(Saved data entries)
[BEGIN]

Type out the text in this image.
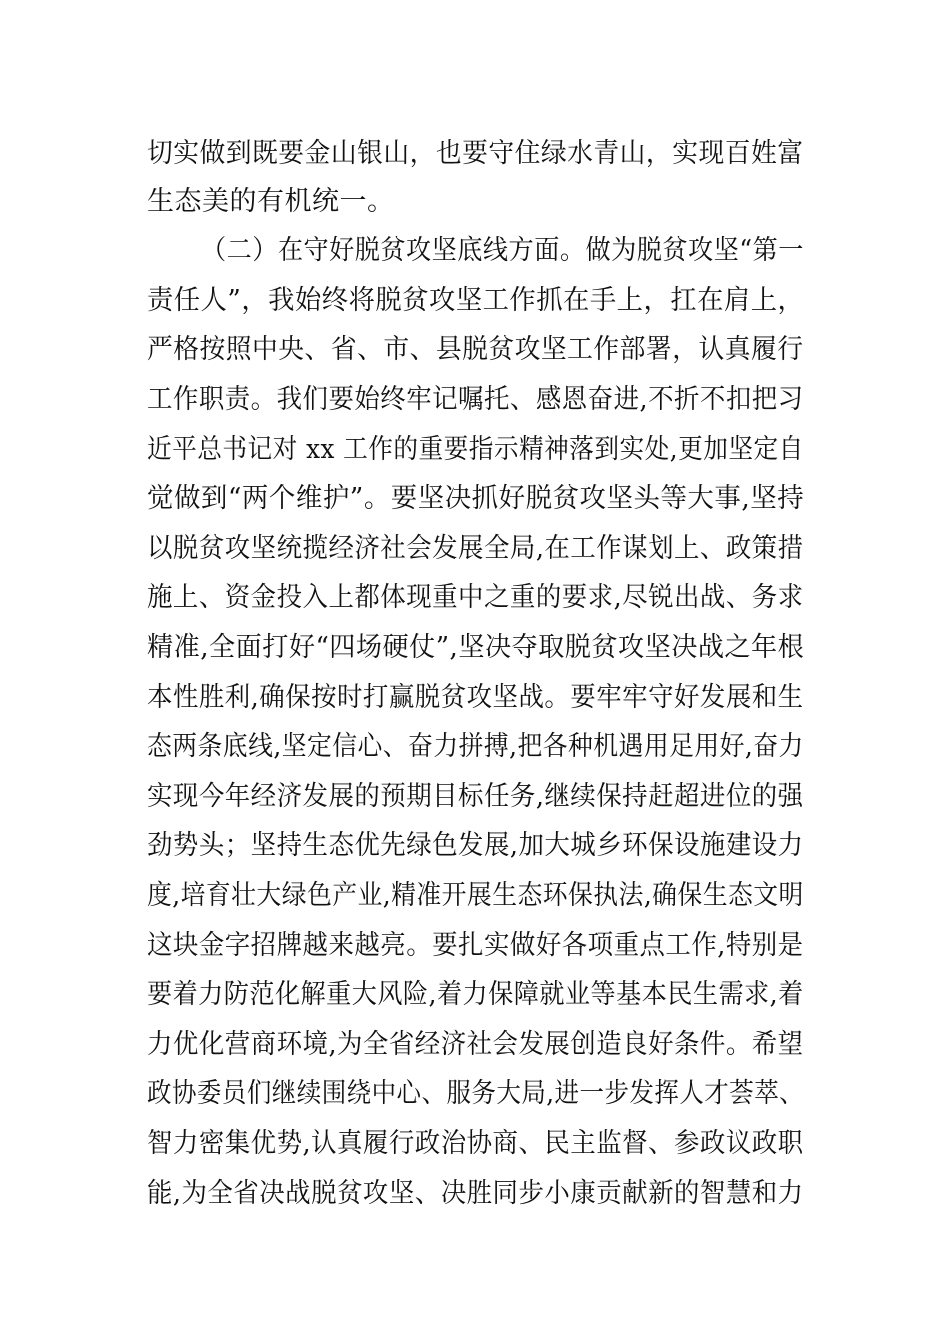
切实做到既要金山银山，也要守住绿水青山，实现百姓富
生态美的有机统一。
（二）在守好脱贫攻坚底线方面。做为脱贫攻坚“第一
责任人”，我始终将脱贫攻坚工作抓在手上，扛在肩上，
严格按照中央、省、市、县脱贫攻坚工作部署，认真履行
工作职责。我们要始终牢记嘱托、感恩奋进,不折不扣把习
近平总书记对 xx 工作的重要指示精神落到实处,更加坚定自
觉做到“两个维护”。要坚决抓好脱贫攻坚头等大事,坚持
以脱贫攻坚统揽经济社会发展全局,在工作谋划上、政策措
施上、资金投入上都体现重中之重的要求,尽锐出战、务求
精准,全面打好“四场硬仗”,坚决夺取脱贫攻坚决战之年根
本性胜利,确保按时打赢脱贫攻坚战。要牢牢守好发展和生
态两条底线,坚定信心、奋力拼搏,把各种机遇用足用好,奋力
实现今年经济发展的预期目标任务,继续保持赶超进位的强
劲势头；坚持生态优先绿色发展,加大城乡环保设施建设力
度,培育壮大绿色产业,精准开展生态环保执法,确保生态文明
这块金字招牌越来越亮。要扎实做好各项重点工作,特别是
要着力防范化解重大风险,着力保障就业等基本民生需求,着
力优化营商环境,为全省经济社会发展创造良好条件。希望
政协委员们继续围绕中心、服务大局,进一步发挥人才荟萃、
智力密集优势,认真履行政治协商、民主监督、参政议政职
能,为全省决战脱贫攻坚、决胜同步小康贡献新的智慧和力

[END]
[BEGIN]

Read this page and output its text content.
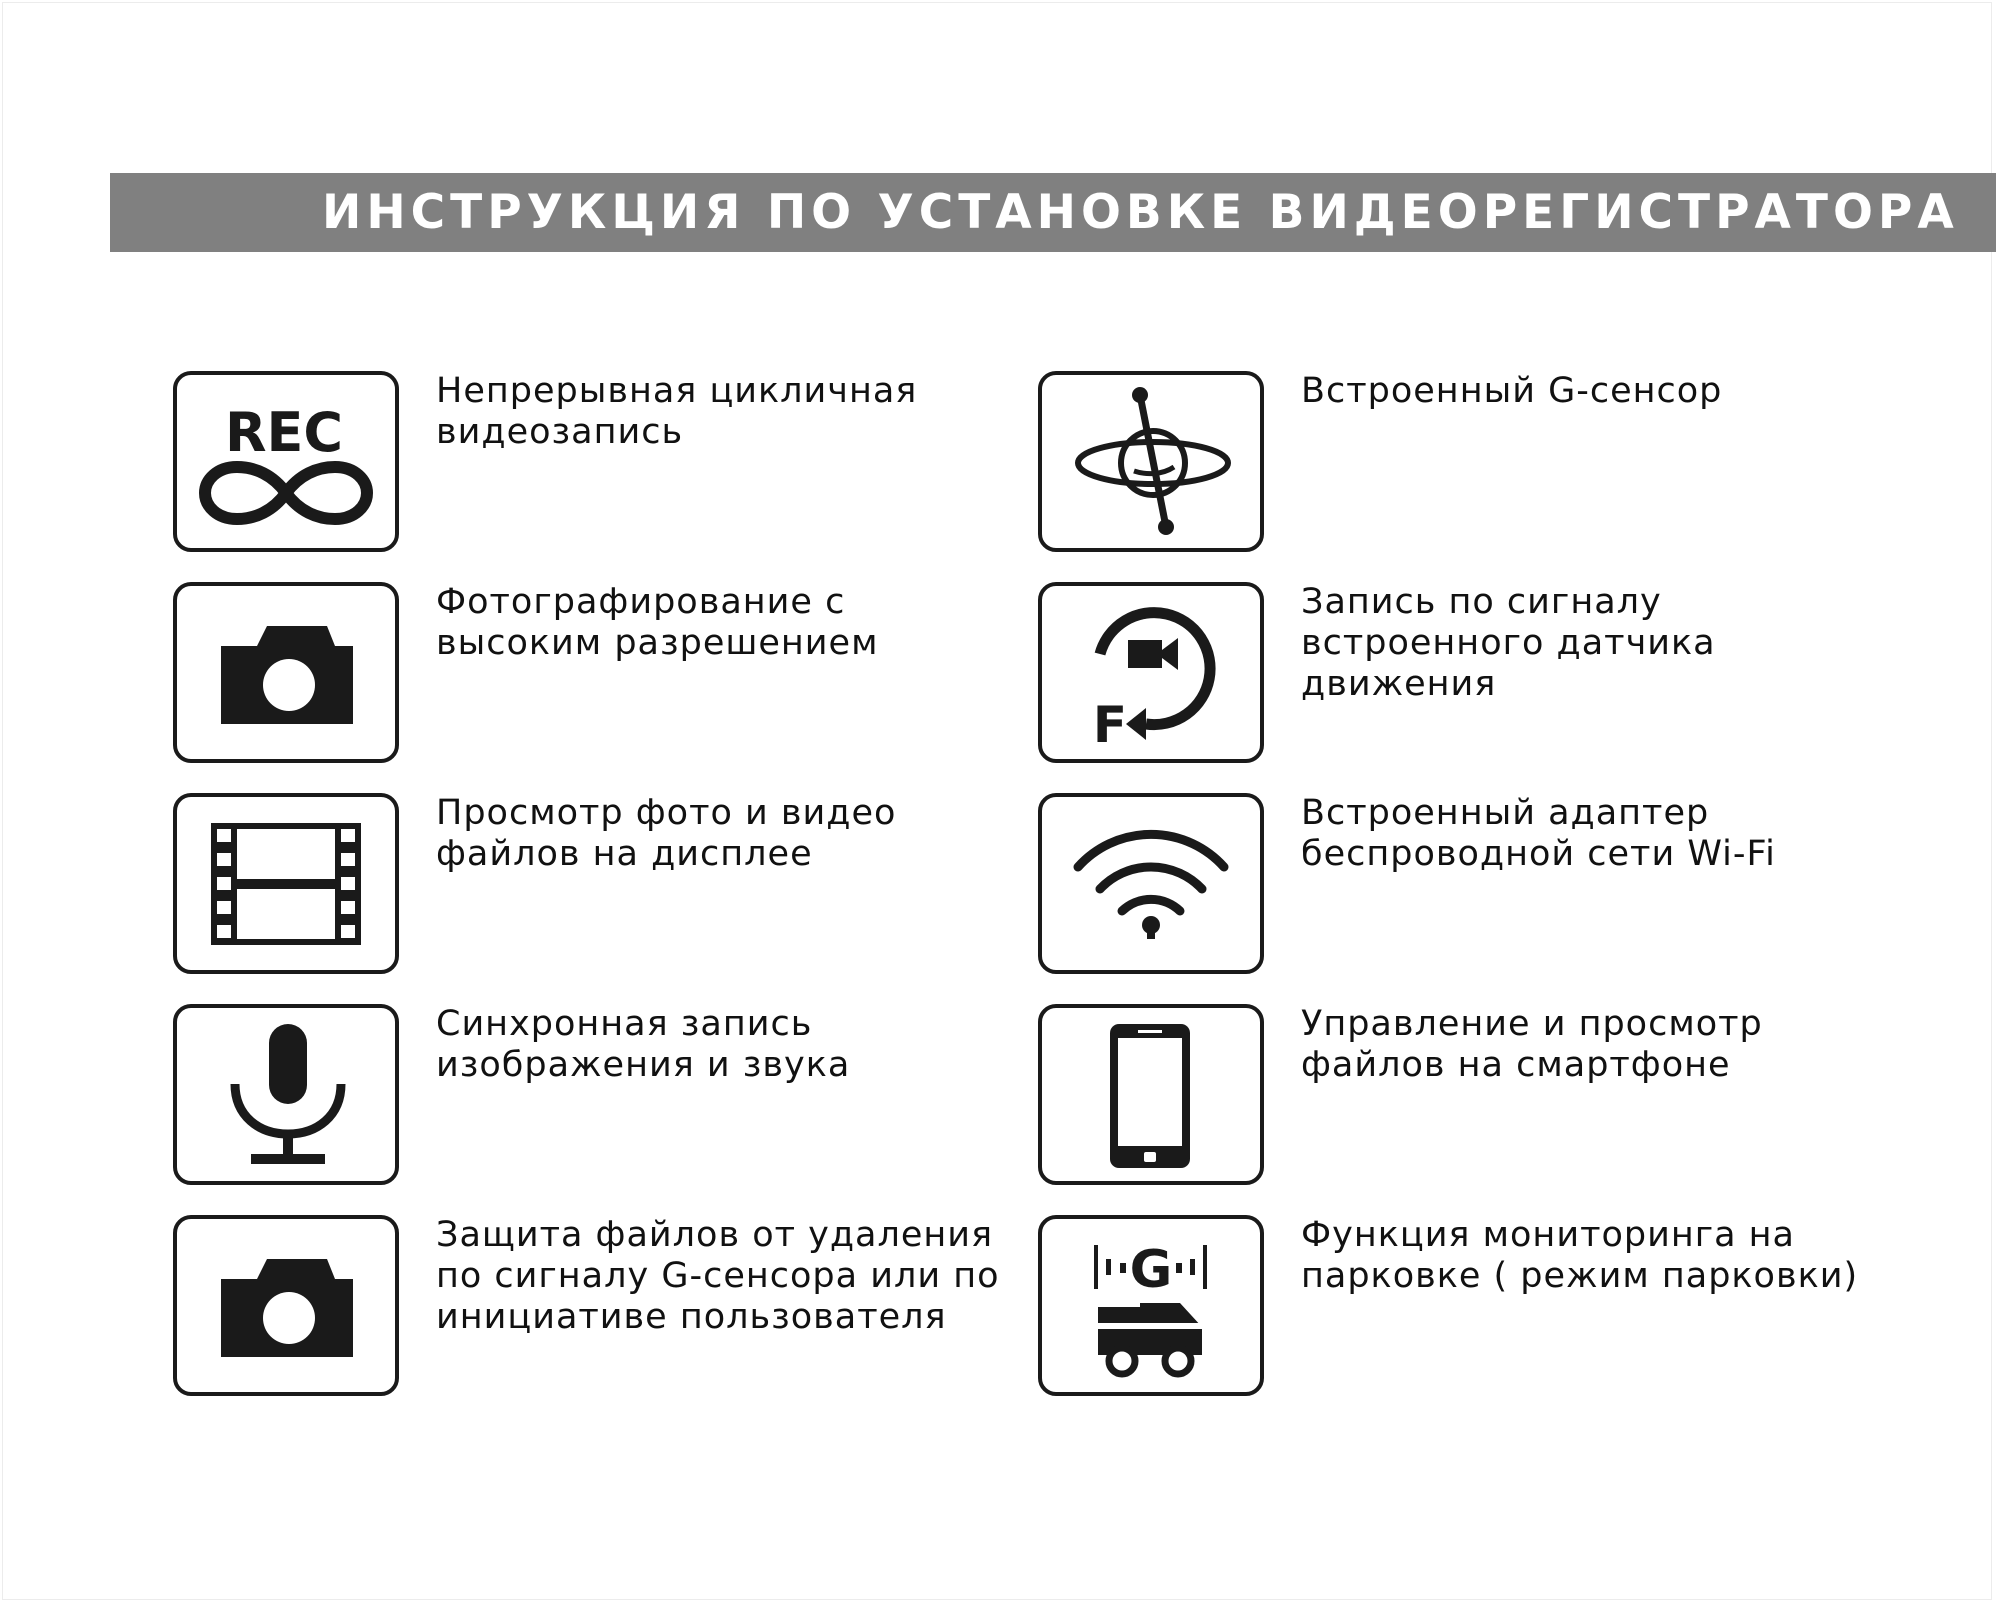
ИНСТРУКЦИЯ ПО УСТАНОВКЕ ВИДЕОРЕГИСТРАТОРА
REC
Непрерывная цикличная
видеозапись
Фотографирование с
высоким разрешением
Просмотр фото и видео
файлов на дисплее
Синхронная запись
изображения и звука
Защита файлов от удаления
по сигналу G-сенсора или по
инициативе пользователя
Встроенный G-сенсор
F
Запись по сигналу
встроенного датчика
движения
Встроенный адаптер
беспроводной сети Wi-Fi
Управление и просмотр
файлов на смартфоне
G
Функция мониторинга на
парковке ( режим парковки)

[END]

From the data above, copy out every line with the string "this" in it.

Type out the text in this image.
Read this page and output its text content.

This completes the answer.